# TASK REQUIREMENTS:
**1.** Answer from the interview with Yuma:
(a) In what year did BBC include Yuma on its list of "100 Influential Women"?
(b) In which city does Yuma's family now live?
(c) What was the family going out to buy when they saw the man beating the woman?
**2.** Extend the interview with Yuma, picking up right after the police officer's question to Mila.

# QUOTED PASSAGE:
>> BEGIN

The victor isn’t the smartest, the bravest, the most privileged — the victor is the most stubborn
Yuma is an LGBTQ+ activist and feminist. In 2021, BBC included her to the list of “100 Influential Women’’ from around the world. In Russia, Yuma’s family became known after taking part in a commercial for the grocery chain “Vkusvill”. The commercial was made to show actual customers of the stores and tell viewers about their favourite purchases. And yet, Yuma’s family incurred criticism and hatred. Sensing that they faced a real threat to their safety, they left Russia and now live in Barcelona. We’ve talked with Yuma about her family, the role of women in activism, who are the “post-Russians,” and about what the world will be like after the war.
Tell us about how you started on your path as activist
I don’t like the word “activism” — it has some kind of stigma to it, a stereotype. For me, having a proactive life means to help wherever I am able to help. I’ll tell this story: before our first emigration-escape to Georgia, our whole family came out to the city — we needed to buy a laptop for Mila [one of the daughters]. Suddenly we see, right in the middle of the street, a huge man is beating a young woman, kicking her. I, like an antelope, jump over to him and start yelling at him to go away. Mila also pounced on him. How old was she? Maybe 19? The woman suffered brain damage — she really didn’t know where she was or who she could call. Her husband had been the one who beat her. They have two children. Other women who worked in the cafe and store nearby, brought us water and napkins to wipe the blood. Is that activism? And then the police arrived and declared: “What did you call us for? You, girl [meaning Mila], if your man beats you, you’re going to call us too?”

>> END

# DATASET EXCERPT:
>> BEGIN

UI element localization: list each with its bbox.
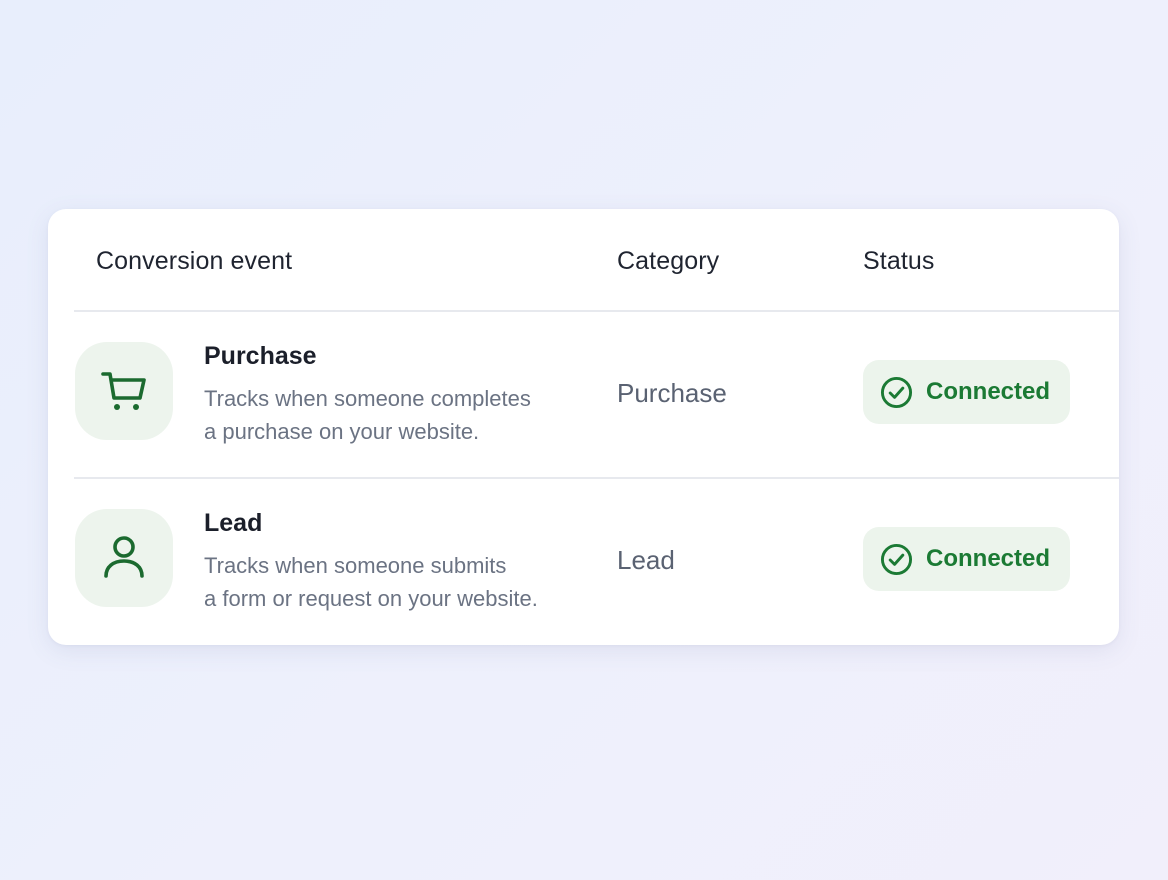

>> END

# EXERCISE RESULTS:
**1.**
(a) 2021
(b) Barcelona
(c) A laptop for Mila

**2.**
Arguably, other people would have just passed by.
There are things that don’t worry me as much, but the topic of children and women is incredibly important to me — this is quite literally the meaning of my existence. In everything that touches this subject, I very harshly advocate for my position.
You came into activism in order to defend the rights of women and children?
Yes, exactly for this reason. After they passed the law about “LGBT-propaganda” in 2013, I became really afraid for LGBT children. I was really moved by the idea of the project Children-404. But for quite a while I didn’t call my position “activism” — I don’t love to resist. If I don’t like something, I just do the opposite.
But doesn’t activism imply struggle? Resistance?
Not for me. If I step into a conflict, then I strengthen it onto myself. But if I become a counterweight, an alternative to this conflict, then it will become weaker and start to recede. Sometimes this works, sometimes it doesn’t. Often, you have to put in a lot of effort.
So for you activism includes education as well?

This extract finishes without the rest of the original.